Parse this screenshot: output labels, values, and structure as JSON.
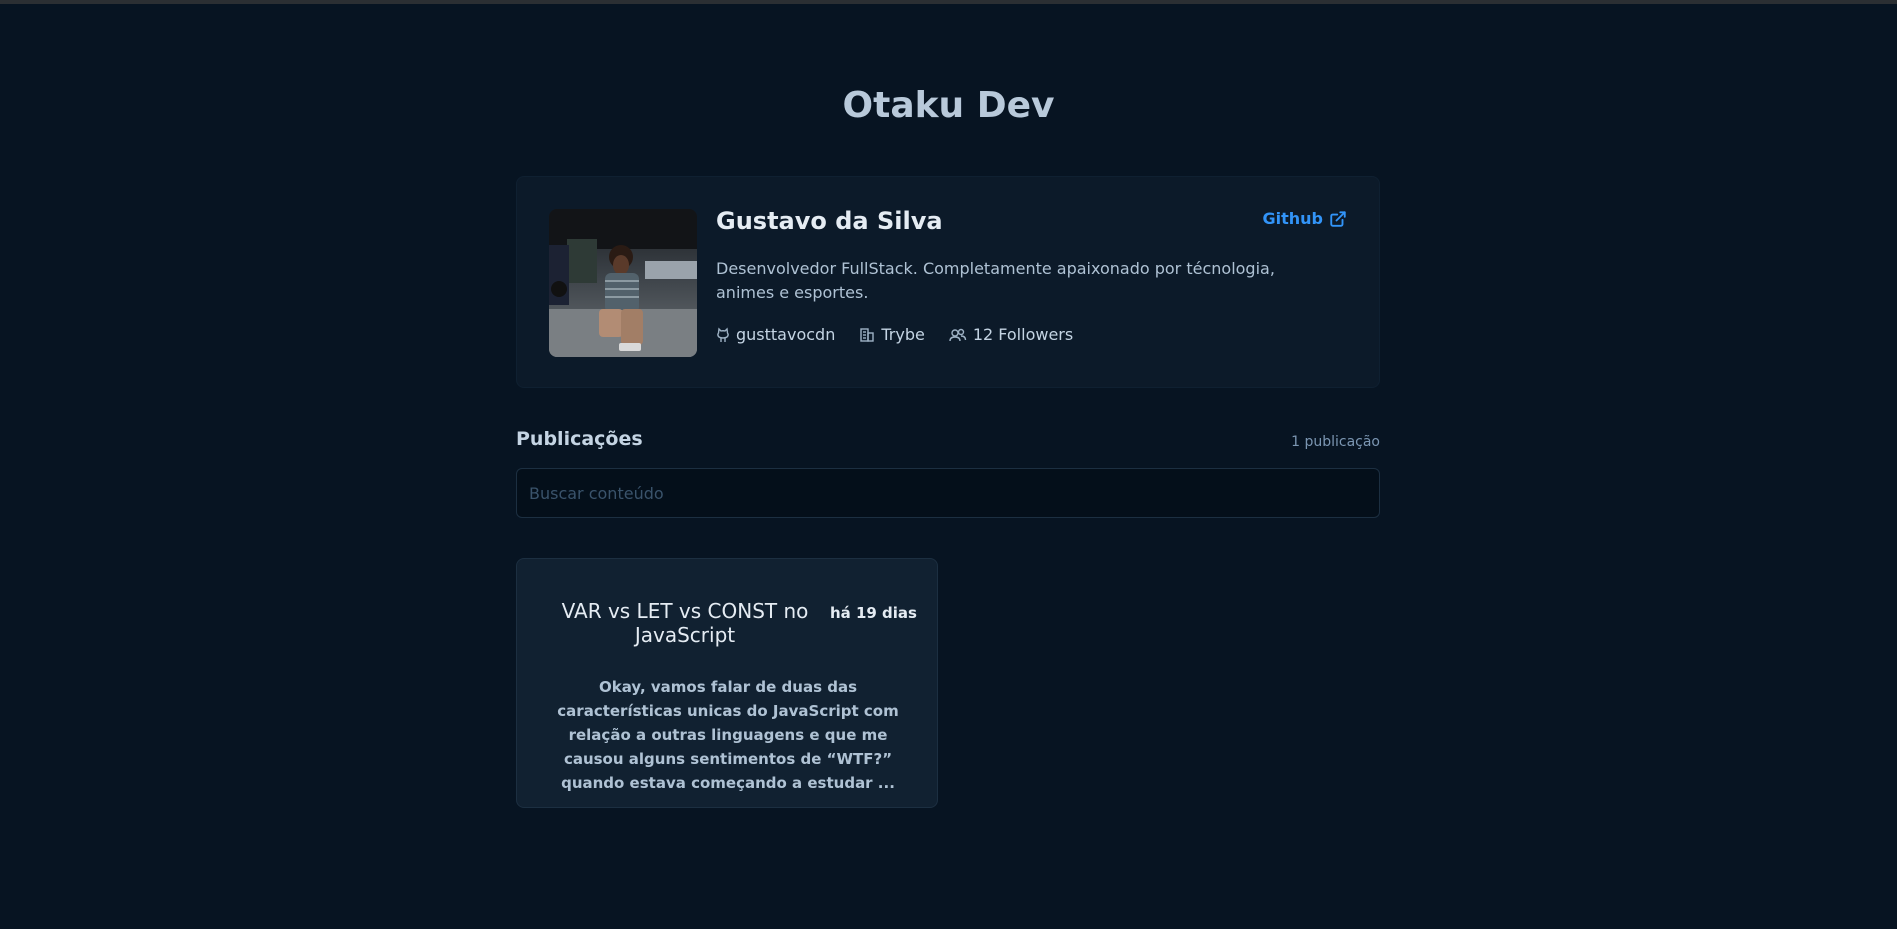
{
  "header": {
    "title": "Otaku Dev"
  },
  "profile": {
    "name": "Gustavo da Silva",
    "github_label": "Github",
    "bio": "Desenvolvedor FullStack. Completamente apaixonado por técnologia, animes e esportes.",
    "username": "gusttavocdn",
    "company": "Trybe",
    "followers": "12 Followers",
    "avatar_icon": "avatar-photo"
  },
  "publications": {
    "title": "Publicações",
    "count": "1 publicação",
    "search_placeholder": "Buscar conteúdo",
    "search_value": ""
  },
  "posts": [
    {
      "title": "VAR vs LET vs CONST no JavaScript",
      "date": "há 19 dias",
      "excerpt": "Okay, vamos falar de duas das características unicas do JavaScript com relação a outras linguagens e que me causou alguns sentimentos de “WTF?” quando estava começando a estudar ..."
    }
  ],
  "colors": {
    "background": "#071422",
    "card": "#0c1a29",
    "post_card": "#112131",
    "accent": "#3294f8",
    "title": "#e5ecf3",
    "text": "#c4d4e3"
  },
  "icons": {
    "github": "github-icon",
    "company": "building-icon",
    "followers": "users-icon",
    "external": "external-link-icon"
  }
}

_REQUIREMENT_
Show the lines where the word "JavaScript" appears in the entries.

_ANSWER TO THE PROBLEM_
      "title": "VAR vs LET vs CONST no JavaScript",
      "excerpt": "Okay, vamos falar de duas das características unicas do JavaScript com relação a outras linguagens e que me causou alguns sentimentos de “WTF?” quando estava começando a estudar ..."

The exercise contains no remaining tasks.